* [EXERCISE PROMPT]:
Below are the records; copy each line in them that holds the word "date".

>> Begin DATA SUPPLIED

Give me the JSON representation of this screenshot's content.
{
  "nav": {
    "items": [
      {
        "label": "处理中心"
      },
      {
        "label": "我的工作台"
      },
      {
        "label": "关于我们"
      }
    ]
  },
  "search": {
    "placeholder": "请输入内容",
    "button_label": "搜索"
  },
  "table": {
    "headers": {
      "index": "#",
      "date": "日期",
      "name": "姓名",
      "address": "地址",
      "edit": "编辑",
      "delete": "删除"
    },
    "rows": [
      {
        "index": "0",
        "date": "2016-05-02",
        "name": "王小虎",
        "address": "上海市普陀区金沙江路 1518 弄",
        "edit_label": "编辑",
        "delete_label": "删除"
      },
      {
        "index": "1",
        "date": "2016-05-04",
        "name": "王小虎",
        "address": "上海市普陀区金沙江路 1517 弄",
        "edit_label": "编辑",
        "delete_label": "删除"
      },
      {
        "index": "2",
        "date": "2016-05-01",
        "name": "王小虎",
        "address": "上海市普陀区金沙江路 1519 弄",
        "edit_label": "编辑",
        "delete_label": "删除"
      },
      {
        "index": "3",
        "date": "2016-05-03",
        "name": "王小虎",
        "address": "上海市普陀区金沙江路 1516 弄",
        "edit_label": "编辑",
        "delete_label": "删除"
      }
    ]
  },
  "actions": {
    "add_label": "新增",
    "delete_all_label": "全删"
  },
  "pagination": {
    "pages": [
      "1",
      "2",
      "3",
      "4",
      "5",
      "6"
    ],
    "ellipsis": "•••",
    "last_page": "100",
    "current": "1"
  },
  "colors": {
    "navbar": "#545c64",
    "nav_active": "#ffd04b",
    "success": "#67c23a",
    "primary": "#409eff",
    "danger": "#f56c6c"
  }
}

>> End DATA SUPPLIED

* [ANSWER FOR THE TASK]:
      "date": "日期",
        "date": "2016-05-02",
        "date": "2016-05-04",
        "date": "2016-05-01",
        "date": "2016-05-03",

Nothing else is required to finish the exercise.